>>>>
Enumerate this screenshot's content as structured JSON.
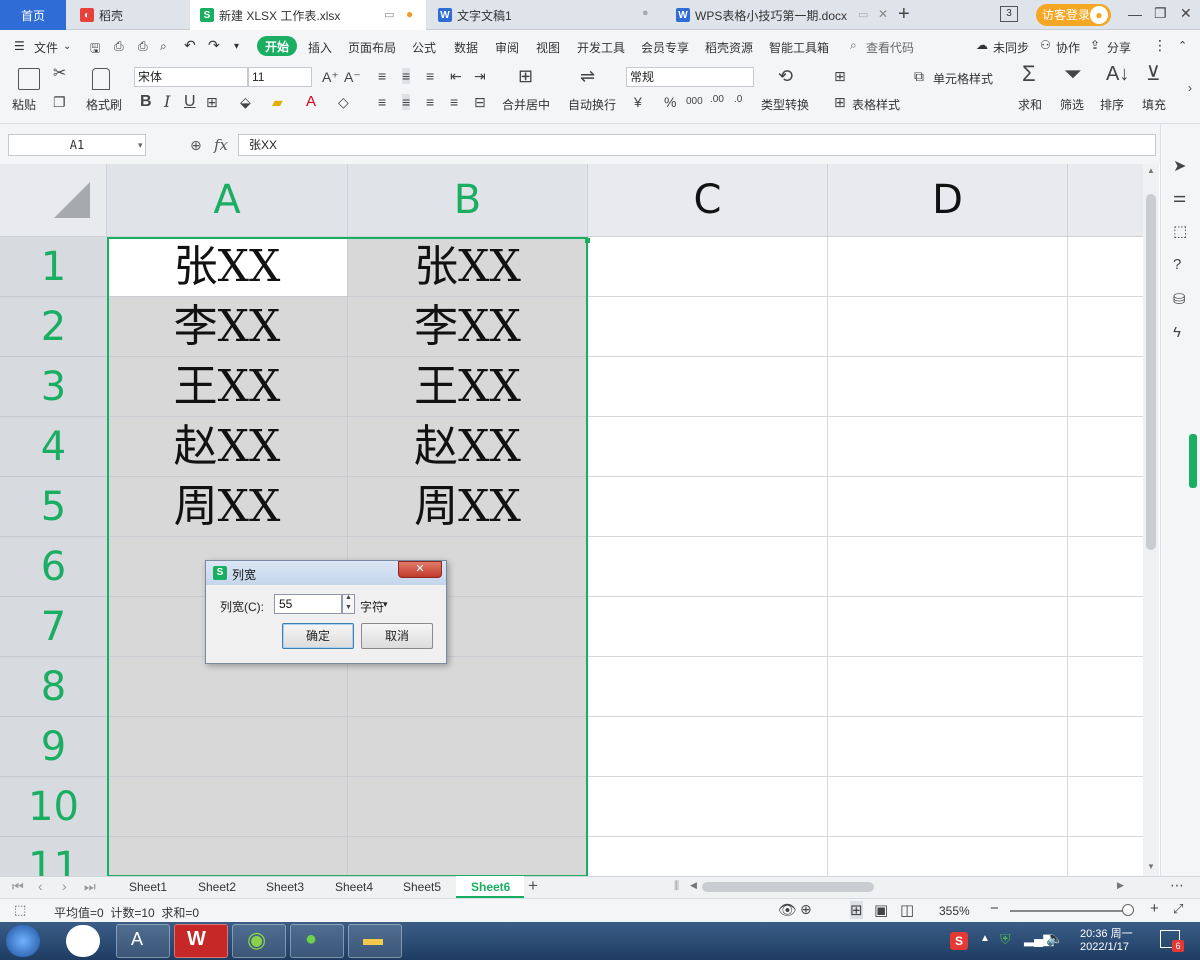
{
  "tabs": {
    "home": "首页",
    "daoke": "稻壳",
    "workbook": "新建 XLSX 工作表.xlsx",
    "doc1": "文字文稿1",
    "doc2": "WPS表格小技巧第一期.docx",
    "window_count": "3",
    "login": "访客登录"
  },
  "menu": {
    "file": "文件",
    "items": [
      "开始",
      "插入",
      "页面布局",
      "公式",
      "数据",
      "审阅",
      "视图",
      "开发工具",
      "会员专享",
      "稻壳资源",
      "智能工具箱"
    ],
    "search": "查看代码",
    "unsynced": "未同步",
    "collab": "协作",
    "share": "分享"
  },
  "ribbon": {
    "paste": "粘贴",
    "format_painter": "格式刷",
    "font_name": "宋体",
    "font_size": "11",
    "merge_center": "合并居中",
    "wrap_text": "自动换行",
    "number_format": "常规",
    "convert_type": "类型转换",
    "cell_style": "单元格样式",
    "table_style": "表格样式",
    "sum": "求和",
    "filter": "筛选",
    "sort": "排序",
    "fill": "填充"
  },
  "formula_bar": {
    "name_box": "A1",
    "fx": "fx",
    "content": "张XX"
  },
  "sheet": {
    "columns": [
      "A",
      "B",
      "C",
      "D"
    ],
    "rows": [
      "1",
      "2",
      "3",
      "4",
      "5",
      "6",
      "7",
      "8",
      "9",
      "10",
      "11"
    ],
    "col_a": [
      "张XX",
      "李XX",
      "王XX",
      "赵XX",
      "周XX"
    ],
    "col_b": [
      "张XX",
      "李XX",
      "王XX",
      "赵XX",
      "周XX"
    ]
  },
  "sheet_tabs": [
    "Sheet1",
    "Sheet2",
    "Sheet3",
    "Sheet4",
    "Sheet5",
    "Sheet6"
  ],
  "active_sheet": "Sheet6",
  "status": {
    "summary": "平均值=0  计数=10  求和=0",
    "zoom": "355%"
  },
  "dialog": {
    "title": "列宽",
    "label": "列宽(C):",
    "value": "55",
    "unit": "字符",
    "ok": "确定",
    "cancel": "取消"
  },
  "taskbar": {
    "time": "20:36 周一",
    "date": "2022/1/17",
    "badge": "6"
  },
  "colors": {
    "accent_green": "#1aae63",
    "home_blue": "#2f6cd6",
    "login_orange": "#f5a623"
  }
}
<<<<
>>>>
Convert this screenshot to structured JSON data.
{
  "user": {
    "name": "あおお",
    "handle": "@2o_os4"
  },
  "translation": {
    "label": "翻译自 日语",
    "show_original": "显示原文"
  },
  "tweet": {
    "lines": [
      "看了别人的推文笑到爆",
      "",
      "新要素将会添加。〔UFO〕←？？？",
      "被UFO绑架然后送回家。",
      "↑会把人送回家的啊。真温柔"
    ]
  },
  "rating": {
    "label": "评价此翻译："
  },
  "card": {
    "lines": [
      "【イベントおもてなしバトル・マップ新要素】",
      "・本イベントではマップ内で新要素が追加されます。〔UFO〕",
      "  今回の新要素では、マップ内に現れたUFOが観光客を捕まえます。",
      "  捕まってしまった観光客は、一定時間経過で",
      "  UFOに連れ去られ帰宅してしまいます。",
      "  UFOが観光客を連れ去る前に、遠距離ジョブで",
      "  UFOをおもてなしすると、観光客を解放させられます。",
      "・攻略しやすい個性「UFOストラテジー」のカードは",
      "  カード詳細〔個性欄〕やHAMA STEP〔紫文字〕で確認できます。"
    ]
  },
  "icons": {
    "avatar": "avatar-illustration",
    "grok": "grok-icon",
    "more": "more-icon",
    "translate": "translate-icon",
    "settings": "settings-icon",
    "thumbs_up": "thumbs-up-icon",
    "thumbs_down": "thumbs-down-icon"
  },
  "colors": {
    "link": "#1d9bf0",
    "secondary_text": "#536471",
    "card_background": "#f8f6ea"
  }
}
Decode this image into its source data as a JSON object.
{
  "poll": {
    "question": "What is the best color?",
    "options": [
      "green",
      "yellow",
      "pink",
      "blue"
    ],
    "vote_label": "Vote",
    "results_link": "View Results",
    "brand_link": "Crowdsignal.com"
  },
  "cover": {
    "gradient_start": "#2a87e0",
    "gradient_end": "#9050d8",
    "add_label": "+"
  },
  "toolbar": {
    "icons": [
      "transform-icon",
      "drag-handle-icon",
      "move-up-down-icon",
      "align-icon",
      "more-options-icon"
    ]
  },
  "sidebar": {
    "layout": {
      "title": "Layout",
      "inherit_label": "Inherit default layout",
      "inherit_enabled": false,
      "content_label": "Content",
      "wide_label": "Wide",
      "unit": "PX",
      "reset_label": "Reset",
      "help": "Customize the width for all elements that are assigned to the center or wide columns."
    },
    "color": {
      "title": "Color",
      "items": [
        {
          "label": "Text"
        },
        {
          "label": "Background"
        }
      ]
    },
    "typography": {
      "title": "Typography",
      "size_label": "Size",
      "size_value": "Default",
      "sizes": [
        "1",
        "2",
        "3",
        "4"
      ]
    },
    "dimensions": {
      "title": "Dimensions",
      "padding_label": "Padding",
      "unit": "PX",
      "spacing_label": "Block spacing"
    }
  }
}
<<<<
>>>>
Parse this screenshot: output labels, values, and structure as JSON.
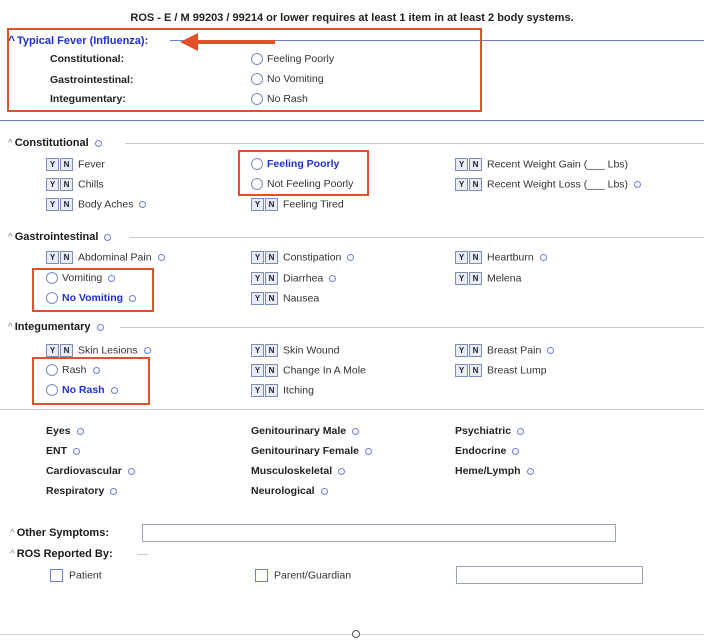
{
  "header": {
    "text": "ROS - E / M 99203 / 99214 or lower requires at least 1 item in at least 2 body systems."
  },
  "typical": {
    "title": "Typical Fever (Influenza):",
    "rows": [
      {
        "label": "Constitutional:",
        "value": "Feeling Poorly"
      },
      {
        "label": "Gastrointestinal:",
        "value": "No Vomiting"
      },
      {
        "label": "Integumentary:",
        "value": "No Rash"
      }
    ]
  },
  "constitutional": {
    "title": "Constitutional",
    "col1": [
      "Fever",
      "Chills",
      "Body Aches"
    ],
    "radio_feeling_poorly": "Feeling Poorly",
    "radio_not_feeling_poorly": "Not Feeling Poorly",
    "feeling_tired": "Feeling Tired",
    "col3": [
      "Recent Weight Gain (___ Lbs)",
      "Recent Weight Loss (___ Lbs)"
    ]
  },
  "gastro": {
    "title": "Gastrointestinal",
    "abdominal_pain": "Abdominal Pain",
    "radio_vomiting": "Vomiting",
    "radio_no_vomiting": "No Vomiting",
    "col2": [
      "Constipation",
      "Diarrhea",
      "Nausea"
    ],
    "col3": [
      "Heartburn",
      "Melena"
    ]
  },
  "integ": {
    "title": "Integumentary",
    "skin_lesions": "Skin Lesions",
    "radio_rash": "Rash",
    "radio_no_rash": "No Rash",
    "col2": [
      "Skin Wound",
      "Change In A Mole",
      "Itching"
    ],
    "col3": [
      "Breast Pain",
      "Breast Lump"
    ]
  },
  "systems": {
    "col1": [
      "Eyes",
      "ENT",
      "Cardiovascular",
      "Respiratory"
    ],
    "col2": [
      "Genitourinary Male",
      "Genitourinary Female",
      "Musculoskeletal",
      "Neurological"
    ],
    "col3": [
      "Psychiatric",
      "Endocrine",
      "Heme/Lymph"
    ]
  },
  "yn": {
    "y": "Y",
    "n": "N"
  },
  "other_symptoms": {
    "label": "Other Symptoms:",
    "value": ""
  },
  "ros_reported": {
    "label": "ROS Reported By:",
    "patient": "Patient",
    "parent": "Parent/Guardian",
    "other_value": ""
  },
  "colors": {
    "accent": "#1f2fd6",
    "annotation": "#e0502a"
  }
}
<<<<
> [WORK TO DO]: Using the entries above, return each line in which the word "Vomiting" occurs.

> [WORKED ANSWER]:
        "value": "No Vomiting"
    "radio_vomiting": "Vomiting",
    "radio_no_vomiting": "No Vomiting",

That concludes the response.